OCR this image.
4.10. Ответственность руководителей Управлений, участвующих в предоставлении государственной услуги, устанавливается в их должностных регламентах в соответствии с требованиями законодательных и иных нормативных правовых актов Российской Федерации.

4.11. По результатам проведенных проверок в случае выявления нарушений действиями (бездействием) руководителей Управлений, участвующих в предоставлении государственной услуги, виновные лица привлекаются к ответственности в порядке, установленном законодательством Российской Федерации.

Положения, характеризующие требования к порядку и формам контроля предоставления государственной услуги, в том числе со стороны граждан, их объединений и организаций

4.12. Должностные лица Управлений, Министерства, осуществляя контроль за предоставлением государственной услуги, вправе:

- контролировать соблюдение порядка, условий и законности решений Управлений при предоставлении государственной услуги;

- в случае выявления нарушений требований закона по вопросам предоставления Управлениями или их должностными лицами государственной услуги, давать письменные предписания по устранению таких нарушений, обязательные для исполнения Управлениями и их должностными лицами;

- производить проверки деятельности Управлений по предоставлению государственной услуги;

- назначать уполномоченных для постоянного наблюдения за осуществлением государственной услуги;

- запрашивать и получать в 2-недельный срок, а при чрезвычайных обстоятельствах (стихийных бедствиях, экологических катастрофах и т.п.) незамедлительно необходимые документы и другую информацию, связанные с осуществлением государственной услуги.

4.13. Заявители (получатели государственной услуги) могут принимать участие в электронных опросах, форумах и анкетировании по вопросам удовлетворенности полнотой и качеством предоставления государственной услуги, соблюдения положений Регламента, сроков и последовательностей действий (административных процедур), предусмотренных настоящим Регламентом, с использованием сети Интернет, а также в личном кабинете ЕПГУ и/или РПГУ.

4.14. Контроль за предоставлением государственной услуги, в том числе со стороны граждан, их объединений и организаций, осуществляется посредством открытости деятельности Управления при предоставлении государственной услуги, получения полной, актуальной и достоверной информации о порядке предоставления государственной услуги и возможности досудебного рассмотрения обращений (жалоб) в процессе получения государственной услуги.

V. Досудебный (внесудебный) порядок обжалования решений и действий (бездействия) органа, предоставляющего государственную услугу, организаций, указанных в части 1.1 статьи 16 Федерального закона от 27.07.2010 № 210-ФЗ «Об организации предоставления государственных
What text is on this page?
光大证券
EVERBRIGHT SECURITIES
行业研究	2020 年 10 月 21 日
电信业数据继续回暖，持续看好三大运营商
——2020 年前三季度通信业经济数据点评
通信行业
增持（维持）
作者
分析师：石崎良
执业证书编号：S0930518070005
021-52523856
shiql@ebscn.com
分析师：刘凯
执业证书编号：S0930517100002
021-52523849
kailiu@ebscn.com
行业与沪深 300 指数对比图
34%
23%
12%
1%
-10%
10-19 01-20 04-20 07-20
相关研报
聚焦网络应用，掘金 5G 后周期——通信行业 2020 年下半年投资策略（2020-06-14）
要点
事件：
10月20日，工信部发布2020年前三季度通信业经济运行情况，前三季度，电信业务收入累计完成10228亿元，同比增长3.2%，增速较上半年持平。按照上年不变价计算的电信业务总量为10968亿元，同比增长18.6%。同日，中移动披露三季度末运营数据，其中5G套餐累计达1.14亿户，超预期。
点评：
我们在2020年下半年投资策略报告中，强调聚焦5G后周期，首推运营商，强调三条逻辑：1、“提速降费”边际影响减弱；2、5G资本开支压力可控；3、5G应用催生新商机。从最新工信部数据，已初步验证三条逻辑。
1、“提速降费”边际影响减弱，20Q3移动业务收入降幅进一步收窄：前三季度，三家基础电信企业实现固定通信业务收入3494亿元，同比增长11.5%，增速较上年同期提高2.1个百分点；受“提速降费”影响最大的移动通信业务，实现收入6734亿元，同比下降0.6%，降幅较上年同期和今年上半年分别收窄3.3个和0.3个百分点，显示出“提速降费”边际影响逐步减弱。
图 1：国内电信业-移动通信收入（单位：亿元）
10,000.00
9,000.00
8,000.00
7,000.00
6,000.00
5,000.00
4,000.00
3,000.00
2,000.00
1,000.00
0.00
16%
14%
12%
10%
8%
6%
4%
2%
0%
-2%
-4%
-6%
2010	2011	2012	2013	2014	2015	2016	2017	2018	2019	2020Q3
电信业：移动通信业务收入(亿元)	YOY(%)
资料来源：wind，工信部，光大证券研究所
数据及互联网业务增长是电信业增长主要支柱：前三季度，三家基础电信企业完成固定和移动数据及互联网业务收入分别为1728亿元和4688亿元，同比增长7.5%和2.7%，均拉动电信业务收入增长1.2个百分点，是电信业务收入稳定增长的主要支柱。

■ ■ ■ ■ ■ ■ ■

§ The request
Each line above must be reproduced exactly as it stands.

§ Written solution
OCR this image.
4.10. Ответственность руководителей Управлений, участвующих в предоставлении государственной услуги, устанавливается в их должностных регламентах в соответствии с требованиями законодательных и иных нормативных правовых актов Российской Федерации.

4.11. По результатам проведенных проверок в случае выявления нарушений действиями (бездействием) руководителей Управлений, участвующих в предоставлении государственной услуги, виновные лица привлекаются к ответственности в порядке, установленном законодательством Российской Федерации.

Положения, характеризующие требования к порядку и формам контроля предоставления государственной услуги, в том числе со стороны граждан, их объединений и организаций

4.12. Должностные лица Управлений, Министерства, осуществляя контроль за предоставлением государственной услуги, вправе:

- контролировать соблюдение порядка, условий и законности решений Управлений при предоставлении государственной услуги;

- в случае выявления нарушений требований закона по вопросам предоставления Управлениями или их должностными лицами государственной услуги, давать письменные предписания по устранению таких нарушений, обязательные для исполнения Управлениями и их должностными лицами;

- производить проверки деятельности Управлений по предоставлению государственной услуги;

- назначать уполномоченных для постоянного наблюдения за осуществлением государственной услуги;

- запрашивать и получать в 2-недельный срок, а при чрезвычайных обстоятельствах (стихийных бедствиях, экологических катастрофах и т.п.) незамедлительно необходимые документы и другую информацию, связанные с осуществлением государственной услуги.

4.13. Заявители (получатели государственной услуги) могут принимать участие в электронных опросах, форумах и анкетировании по вопросам удовлетворенности полнотой и качеством предоставления государственной услуги, соблюдения положений Регламента, сроков и последовательностей действий (административных процедур), предусмотренных настоящим Регламентом, с использованием сети Интернет, а также в личном кабинете ЕПГУ и/или РПГУ.

4.14. Контроль за предоставлением государственной услуги, в том числе со стороны граждан, их объединений и организаций, осуществляется посредством открытости деятельности Управления при предоставлении государственной услуги, получения полной, актуальной и достоверной информации о порядке предоставления государственной услуги и возможности досудебного рассмотрения обращений (жалоб) в процессе получения государственной услуги.

V. Досудебный (внесудебный) порядок обжалования решений и действий (бездействия) органа, предоставляющего государственную услугу, организаций, указанных в части 1.1 статьи 16 Федерального закона от 27.07.2010 № 210-ФЗ «Об организации предоставления государственных
What text is on this page?
光大证券
EVERBRIGHT SECURITIES
行业研究	2020 年 10 月 21 日
电信业数据继续回暖，持续看好三大运营商
——2020 年前三季度通信业经济数据点评
通信行业
增持（维持）
作者
分析师：石崎良
执业证书编号：S0930518070005
021-52523856
shiql@ebscn.com
分析师：刘凯
执业证书编号：S0930517100002
021-52523849
kailiu@ebscn.com
行业与沪深 300 指数对比图
34%
23%
12%
1%
-10%
10-19 01-20 04-20 07-20
相关研报
聚焦网络应用，掘金 5G 后周期——通信行业 2020 年下半年投资策略（2020-06-14）
要点
事件：
10月20日，工信部发布2020年前三季度通信业经济运行情况，前三季度，电信业务收入累计完成10228亿元，同比增长3.2%，增速较上半年持平。按照上年不变价计算的电信业务总量为10968亿元，同比增长18.6%。同日，中移动披露三季度末运营数据，其中5G套餐累计达1.14亿户，超预期。
点评：
我们在2020年下半年投资策略报告中，强调聚焦5G后周期，首推运营商，强调三条逻辑：1、“提速降费”边际影响减弱；2、5G资本开支压力可控；3、5G应用催生新商机。从最新工信部数据，已初步验证三条逻辑。
1、“提速降费”边际影响减弱，20Q3移动业务收入降幅进一步收窄：前三季度，三家基础电信企业实现固定通信业务收入3494亿元，同比增长11.5%，增速较上年同期提高2.1个百分点；受“提速降费”影响最大的移动通信业务，实现收入6734亿元，同比下降0.6%，降幅较上年同期和今年上半年分别收窄3.3个和0.3个百分点，显示出“提速降费”边际影响逐步减弱。
图 1：国内电信业-移动通信收入（单位：亿元）
10,000.00
9,000.00
8,000.00
7,000.00
6,000.00
5,000.00
4,000.00
3,000.00
2,000.00
1,000.00
0.00
16%
14%
12%
10%
8%
6%
4%
2%
0%
-2%
-4%
-6%
2010	2011	2012	2013	2014	2015	2016	2017	2018	2019	2020Q3
电信业：移动通信业务收入(亿元)	YOY(%)
资料来源：wind，工信部，光大证券研究所
数据及互联网业务增长是电信业增长主要支柱：前三季度，三家基础电信企业完成固定和移动数据及互联网业务收入分别为1728亿元和4688亿元，同比增长7.5%和2.7%，均拉动电信业务收入增长1.2个百分点，是电信业务收入稳定增长的主要支柱。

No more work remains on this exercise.